_Stated goal_
Convert the rows, from the first line through the line containing "data-point-marker [444, 294, 455, 304]", into a numbered list, and leave out any blank lines.

_Records to use_

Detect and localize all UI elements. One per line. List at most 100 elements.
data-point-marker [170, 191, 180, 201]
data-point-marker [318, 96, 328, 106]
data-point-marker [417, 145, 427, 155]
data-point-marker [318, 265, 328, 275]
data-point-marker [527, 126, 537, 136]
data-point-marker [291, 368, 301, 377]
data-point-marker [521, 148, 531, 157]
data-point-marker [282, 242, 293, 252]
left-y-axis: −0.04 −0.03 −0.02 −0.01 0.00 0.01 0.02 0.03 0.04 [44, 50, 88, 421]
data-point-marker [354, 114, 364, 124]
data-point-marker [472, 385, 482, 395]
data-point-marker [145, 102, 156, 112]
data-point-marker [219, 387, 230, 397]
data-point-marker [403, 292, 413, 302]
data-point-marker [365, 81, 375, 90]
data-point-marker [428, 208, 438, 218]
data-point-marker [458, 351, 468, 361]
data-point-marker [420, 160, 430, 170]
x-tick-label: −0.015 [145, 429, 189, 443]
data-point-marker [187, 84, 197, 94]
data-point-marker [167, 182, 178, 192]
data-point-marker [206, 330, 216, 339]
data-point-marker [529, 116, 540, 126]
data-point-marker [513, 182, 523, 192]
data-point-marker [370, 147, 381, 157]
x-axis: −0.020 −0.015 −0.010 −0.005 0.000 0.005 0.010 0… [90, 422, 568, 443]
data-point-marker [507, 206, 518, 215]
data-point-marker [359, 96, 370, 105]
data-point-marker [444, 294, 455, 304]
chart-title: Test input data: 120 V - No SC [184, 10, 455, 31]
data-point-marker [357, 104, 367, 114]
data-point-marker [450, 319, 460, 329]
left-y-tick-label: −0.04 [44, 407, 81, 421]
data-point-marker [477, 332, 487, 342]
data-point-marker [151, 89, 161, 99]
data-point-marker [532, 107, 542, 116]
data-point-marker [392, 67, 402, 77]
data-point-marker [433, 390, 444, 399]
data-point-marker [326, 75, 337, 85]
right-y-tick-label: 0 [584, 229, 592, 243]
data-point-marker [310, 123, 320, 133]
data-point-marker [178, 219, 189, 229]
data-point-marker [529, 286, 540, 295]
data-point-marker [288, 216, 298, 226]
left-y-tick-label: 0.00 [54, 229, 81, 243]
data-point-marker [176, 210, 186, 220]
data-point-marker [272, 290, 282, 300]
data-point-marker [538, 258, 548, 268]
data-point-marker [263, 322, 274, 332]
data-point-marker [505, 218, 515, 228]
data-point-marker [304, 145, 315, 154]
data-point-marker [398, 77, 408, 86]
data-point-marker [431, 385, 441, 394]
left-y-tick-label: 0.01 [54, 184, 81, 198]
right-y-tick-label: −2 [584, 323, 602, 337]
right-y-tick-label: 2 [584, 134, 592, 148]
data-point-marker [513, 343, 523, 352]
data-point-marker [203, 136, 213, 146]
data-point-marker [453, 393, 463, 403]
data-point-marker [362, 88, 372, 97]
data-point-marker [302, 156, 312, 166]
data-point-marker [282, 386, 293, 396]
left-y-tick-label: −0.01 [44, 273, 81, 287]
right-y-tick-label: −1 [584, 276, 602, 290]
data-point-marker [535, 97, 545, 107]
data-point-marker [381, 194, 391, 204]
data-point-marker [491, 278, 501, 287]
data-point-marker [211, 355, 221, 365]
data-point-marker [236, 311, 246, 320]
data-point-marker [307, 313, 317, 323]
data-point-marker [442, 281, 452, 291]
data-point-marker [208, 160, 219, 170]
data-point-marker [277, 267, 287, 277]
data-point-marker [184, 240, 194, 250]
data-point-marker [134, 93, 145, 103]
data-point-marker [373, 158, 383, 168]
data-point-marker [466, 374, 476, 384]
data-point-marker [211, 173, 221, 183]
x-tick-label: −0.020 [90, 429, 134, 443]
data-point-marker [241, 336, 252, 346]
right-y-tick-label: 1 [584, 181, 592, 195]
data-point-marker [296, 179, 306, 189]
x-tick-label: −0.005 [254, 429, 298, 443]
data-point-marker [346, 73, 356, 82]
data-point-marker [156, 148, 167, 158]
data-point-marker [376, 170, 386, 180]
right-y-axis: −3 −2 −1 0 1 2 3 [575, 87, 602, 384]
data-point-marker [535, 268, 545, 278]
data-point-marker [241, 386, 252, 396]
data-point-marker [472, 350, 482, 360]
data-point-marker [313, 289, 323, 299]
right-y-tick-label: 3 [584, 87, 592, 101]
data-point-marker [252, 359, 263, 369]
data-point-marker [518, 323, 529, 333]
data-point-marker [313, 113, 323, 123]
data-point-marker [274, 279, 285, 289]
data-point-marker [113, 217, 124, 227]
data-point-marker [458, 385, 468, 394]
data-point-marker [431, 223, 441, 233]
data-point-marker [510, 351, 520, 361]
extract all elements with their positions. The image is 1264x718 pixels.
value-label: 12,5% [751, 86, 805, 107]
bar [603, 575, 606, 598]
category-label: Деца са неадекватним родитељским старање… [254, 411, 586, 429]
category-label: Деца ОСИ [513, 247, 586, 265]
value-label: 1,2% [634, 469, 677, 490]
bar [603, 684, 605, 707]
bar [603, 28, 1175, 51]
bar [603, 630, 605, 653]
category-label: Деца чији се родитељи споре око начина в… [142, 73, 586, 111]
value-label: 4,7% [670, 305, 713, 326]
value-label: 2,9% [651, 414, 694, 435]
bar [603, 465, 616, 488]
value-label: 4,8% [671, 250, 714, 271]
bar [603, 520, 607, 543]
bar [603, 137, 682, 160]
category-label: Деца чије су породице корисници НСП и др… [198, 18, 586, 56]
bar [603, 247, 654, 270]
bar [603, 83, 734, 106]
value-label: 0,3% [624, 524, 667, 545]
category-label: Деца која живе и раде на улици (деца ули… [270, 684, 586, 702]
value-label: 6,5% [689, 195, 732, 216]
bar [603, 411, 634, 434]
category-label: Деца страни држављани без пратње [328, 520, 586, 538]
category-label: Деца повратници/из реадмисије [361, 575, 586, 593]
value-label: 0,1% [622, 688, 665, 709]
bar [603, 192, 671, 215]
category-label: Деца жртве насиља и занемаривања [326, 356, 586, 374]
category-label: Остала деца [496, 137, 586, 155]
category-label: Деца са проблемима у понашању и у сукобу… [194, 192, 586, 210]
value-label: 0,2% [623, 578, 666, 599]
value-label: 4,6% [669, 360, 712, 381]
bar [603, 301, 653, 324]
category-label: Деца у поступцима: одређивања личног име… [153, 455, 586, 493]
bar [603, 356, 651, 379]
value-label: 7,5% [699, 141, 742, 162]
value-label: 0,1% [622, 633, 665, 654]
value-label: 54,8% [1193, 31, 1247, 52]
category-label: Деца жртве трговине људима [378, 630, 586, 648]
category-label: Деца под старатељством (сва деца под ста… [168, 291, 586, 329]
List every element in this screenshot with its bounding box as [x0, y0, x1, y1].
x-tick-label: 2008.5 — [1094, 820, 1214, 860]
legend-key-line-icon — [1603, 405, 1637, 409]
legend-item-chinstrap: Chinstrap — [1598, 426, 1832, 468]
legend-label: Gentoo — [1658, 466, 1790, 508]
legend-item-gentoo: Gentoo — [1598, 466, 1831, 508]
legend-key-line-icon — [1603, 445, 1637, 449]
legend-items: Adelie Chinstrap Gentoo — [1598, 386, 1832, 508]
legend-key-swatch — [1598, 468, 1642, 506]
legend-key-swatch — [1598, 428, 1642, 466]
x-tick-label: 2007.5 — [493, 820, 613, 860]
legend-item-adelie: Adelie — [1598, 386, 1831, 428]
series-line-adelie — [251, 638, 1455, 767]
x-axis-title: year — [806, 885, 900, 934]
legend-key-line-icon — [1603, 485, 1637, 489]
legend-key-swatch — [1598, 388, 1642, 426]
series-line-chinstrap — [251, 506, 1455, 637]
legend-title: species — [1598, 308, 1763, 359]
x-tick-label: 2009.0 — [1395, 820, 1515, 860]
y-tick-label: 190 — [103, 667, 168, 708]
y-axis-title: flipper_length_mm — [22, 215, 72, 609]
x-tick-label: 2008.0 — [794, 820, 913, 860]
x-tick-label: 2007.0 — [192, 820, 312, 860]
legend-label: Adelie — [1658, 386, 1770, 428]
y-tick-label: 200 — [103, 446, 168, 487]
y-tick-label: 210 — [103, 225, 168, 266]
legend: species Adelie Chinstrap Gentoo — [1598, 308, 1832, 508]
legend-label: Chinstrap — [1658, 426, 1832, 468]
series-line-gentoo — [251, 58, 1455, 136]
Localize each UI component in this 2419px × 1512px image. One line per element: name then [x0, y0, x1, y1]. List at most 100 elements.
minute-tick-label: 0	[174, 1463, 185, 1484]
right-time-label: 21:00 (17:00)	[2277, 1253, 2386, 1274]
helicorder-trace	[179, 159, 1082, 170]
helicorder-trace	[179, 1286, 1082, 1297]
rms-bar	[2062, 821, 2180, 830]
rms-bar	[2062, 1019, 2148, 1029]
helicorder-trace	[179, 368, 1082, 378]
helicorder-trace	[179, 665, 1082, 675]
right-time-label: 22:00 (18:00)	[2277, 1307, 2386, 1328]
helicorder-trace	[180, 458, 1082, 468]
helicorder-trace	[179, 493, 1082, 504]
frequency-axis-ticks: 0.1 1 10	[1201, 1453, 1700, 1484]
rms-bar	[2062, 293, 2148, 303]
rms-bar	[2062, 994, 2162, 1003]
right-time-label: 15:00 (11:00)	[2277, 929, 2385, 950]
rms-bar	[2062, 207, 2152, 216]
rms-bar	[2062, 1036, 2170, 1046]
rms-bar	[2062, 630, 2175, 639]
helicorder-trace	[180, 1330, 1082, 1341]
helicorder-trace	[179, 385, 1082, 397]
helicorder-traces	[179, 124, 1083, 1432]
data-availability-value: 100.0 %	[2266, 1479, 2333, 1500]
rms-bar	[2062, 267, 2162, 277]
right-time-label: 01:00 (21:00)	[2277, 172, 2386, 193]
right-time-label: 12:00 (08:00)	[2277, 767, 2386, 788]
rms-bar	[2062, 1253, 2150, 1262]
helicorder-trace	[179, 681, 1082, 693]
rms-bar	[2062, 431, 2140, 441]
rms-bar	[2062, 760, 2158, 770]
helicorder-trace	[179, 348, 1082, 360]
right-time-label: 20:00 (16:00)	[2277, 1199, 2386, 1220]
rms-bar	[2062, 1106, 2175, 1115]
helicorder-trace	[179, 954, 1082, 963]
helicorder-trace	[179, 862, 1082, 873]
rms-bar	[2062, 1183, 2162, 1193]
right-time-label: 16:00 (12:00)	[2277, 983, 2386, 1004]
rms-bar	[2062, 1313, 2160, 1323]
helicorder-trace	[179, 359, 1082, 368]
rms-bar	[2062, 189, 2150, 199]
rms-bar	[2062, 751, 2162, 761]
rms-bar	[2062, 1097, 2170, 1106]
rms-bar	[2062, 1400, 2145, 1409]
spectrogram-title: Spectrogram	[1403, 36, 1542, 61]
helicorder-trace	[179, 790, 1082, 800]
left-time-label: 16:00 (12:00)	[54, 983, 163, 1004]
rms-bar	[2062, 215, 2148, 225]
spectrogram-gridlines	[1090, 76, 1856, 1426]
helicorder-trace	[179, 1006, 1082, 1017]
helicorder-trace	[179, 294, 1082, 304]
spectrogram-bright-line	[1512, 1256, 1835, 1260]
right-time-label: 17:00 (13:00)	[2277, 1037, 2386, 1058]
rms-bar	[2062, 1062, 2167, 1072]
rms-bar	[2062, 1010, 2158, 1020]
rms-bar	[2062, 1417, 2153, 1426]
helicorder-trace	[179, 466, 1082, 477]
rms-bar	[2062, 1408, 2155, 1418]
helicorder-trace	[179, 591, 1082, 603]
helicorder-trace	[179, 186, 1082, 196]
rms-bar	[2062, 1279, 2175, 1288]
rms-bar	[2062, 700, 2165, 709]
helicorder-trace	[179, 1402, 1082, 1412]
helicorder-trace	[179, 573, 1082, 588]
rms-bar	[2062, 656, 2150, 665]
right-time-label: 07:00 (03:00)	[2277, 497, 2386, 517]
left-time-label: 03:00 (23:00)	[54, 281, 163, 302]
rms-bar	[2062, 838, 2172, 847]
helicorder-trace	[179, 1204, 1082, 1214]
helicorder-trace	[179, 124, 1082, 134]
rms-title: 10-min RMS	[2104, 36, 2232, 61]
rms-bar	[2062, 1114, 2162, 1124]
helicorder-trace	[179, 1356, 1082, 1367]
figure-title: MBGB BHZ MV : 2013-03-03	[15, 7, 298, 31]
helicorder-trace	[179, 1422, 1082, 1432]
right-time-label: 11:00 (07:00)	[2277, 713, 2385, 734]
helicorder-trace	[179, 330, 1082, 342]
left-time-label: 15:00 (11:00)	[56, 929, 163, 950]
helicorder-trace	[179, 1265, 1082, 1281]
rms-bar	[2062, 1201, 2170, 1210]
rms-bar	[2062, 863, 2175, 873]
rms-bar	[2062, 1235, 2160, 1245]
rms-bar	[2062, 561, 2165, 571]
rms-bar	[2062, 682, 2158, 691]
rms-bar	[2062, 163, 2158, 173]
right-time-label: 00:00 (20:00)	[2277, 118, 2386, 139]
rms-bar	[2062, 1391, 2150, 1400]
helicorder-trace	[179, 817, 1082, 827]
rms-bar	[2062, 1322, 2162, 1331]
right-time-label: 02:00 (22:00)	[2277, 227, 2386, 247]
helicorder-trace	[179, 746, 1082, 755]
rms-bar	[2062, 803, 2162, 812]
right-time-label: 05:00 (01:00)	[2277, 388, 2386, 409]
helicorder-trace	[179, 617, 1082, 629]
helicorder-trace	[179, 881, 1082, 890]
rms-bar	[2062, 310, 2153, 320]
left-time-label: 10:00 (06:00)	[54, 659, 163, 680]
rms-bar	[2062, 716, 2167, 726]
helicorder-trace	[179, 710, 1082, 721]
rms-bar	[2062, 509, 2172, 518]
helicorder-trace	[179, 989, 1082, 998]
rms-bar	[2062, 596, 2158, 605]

_Full response_
1. Detect and localize all UI elements. One per line. List at most 100 elements.
2. data-point-marker [170, 191, 180, 201]
3. data-point-marker [318, 96, 328, 106]
4. data-point-marker [417, 145, 427, 155]
5. data-point-marker [318, 265, 328, 275]
6. data-point-marker [527, 126, 537, 136]
7. data-point-marker [291, 368, 301, 377]
8. data-point-marker [521, 148, 531, 157]
9. data-point-marker [282, 242, 293, 252]
10. left-y-axis: −0.04 −0.03 −0.02 −0.01 0.00 0.01 0.02 0.03 0.04 [44, 50, 88, 421]
11. data-point-marker [354, 114, 364, 124]
12. data-point-marker [472, 385, 482, 395]
13. data-point-marker [145, 102, 156, 112]
14. data-point-marker [219, 387, 230, 397]
15. data-point-marker [403, 292, 413, 302]
16. data-point-marker [365, 81, 375, 90]
17. data-point-marker [428, 208, 438, 218]
18. data-point-marker [458, 351, 468, 361]
19. data-point-marker [420, 160, 430, 170]
20. x-tick-label: −0.015 [145, 429, 189, 443]
21. data-point-marker [187, 84, 197, 94]
22. data-point-marker [167, 182, 178, 192]
23. data-point-marker [206, 330, 216, 339]
24. data-point-marker [529, 116, 540, 126]
25. data-point-marker [513, 182, 523, 192]
26. data-point-marker [370, 147, 381, 157]
27. x-axis: −0.020 −0.015 −0.010 −0.005 0.000 0.005 0.010 0… [90, 422, 568, 443]
28. data-point-marker [507, 206, 518, 215]
29. data-point-marker [359, 96, 370, 105]
30. data-point-marker [444, 294, 455, 304]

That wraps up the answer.